Repeat every record below exactly, but leave out any pictures.

____________________

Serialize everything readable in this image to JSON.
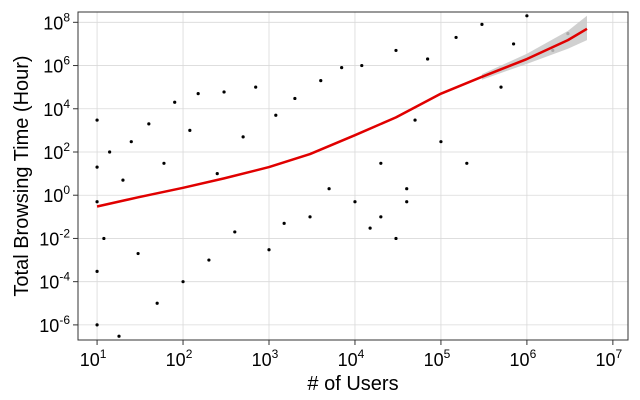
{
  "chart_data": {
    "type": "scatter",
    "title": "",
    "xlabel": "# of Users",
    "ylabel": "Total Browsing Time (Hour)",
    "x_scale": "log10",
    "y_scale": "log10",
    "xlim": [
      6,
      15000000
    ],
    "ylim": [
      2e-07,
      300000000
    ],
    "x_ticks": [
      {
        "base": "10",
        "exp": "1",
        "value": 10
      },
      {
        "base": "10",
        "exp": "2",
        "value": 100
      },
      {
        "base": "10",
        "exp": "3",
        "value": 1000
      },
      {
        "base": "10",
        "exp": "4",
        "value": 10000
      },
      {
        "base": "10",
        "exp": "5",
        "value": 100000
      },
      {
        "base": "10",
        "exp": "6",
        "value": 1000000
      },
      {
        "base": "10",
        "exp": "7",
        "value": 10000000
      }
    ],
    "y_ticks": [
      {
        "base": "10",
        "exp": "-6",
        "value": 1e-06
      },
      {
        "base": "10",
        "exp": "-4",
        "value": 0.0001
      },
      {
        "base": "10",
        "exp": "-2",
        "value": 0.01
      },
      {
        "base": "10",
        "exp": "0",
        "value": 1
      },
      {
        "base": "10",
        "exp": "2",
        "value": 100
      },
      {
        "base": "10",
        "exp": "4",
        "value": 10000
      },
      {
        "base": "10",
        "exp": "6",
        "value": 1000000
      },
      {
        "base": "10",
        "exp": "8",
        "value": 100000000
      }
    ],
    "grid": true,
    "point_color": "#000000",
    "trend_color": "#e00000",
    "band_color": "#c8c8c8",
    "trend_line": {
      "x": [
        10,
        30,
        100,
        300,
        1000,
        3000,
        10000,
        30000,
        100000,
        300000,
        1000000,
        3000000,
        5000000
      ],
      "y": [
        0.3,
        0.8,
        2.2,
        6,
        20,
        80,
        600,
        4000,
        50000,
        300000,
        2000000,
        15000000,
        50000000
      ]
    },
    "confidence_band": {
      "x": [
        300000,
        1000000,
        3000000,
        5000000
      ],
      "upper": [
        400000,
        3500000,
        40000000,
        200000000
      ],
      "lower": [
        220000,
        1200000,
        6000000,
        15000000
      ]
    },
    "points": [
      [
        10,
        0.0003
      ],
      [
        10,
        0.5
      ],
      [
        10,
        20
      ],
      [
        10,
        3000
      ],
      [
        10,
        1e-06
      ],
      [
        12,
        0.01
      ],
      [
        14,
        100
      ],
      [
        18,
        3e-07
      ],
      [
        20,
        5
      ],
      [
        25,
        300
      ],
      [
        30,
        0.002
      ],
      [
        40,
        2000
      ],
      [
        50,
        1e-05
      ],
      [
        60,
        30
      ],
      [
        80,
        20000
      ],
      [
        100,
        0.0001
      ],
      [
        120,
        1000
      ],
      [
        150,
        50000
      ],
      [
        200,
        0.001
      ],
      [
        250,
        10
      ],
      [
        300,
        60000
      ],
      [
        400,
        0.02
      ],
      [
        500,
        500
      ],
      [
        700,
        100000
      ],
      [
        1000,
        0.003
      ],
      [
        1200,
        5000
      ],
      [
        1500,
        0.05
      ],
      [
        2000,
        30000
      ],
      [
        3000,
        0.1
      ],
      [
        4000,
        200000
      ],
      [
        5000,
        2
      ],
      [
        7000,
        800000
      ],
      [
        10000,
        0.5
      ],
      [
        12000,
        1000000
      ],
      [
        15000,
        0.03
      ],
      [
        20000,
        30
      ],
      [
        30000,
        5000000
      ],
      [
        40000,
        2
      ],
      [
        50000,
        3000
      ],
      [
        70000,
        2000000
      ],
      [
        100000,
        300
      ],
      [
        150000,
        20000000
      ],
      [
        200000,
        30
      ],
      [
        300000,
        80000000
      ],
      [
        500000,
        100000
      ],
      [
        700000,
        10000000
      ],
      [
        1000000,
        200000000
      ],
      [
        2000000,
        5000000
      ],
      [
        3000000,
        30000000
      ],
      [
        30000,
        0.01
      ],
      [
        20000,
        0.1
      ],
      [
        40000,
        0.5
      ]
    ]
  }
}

____________________

:: Worked answer ::
Serialize everything readable in this image to JSON.
{
  "chart_data": {
    "type": "scatter",
    "title": "",
    "xlabel": "# of Users",
    "ylabel": "Total Browsing Time (Hour)",
    "x_scale": "log10",
    "y_scale": "log10",
    "xlim": [
      6,
      15000000
    ],
    "ylim": [
      2e-07,
      300000000
    ],
    "x_ticks": [
      {
        "base": "10",
        "exp": "1",
        "value": 10
      },
      {
        "base": "10",
        "exp": "2",
        "value": 100
      },
      {
        "base": "10",
        "exp": "3",
        "value": 1000
      },
      {
        "base": "10",
        "exp": "4",
        "value": 10000
      },
      {
        "base": "10",
        "exp": "5",
        "value": 100000
      },
      {
        "base": "10",
        "exp": "6",
        "value": 1000000
      },
      {
        "base": "10",
        "exp": "7",
        "value": 10000000
      }
    ],
    "y_ticks": [
      {
        "base": "10",
        "exp": "-6",
        "value": 1e-06
      },
      {
        "base": "10",
        "exp": "-4",
        "value": 0.0001
      },
      {
        "base": "10",
        "exp": "-2",
        "value": 0.01
      },
      {
        "base": "10",
        "exp": "0",
        "value": 1
      },
      {
        "base": "10",
        "exp": "2",
        "value": 100
      },
      {
        "base": "10",
        "exp": "4",
        "value": 10000
      },
      {
        "base": "10",
        "exp": "6",
        "value": 1000000
      },
      {
        "base": "10",
        "exp": "8",
        "value": 100000000
      }
    ],
    "grid": true,
    "point_color": "#000000",
    "trend_color": "#e00000",
    "band_color": "#c8c8c8",
    "trend_line": {
      "x": [
        10,
        30,
        100,
        300,
        1000,
        3000,
        10000,
        30000,
        100000,
        300000,
        1000000,
        3000000,
        5000000
      ],
      "y": [
        0.3,
        0.8,
        2.2,
        6,
        20,
        80,
        600,
        4000,
        50000,
        300000,
        2000000,
        15000000,
        50000000
      ]
    },
    "confidence_band": {
      "x": [
        300000,
        1000000,
        3000000,
        5000000
      ],
      "upper": [
        400000,
        3500000,
        40000000,
        200000000
      ],
      "lower": [
        220000,
        1200000,
        6000000,
        15000000
      ]
    },
    "points": [
      [
        10,
        0.0003
      ],
      [
        10,
        0.5
      ],
      [
        10,
        20
      ],
      [
        10,
        3000
      ],
      [
        10,
        1e-06
      ],
      [
        12,
        0.01
      ],
      [
        14,
        100
      ],
      [
        18,
        3e-07
      ],
      [
        20,
        5
      ],
      [
        25,
        300
      ],
      [
        30,
        0.002
      ],
      [
        40,
        2000
      ],
      [
        50,
        1e-05
      ],
      [
        60,
        30
      ],
      [
        80,
        20000
      ],
      [
        100,
        0.0001
      ],
      [
        120,
        1000
      ],
      [
        150,
        50000
      ],
      [
        200,
        0.001
      ],
      [
        250,
        10
      ],
      [
        300,
        60000
      ],
      [
        400,
        0.02
      ],
      [
        500,
        500
      ],
      [
        700,
        100000
      ],
      [
        1000,
        0.003
      ],
      [
        1200,
        5000
      ],
      [
        1500,
        0.05
      ],
      [
        2000,
        30000
      ],
      [
        3000,
        0.1
      ],
      [
        4000,
        200000
      ],
      [
        5000,
        2
      ],
      [
        7000,
        800000
      ],
      [
        10000,
        0.5
      ],
      [
        12000,
        1000000
      ],
      [
        15000,
        0.03
      ],
      [
        20000,
        30
      ],
      [
        30000,
        5000000
      ],
      [
        40000,
        2
      ],
      [
        50000,
        3000
      ],
      [
        70000,
        2000000
      ],
      [
        100000,
        300
      ],
      [
        150000,
        20000000
      ],
      [
        200000,
        30
      ],
      [
        300000,
        80000000
      ],
      [
        500000,
        100000
      ],
      [
        700000,
        10000000
      ],
      [
        1000000,
        200000000
      ],
      [
        2000000,
        5000000
      ],
      [
        3000000,
        30000000
      ],
      [
        30000,
        0.01
      ],
      [
        20000,
        0.1
      ],
      [
        40000,
        0.5
      ]
    ]
  }
}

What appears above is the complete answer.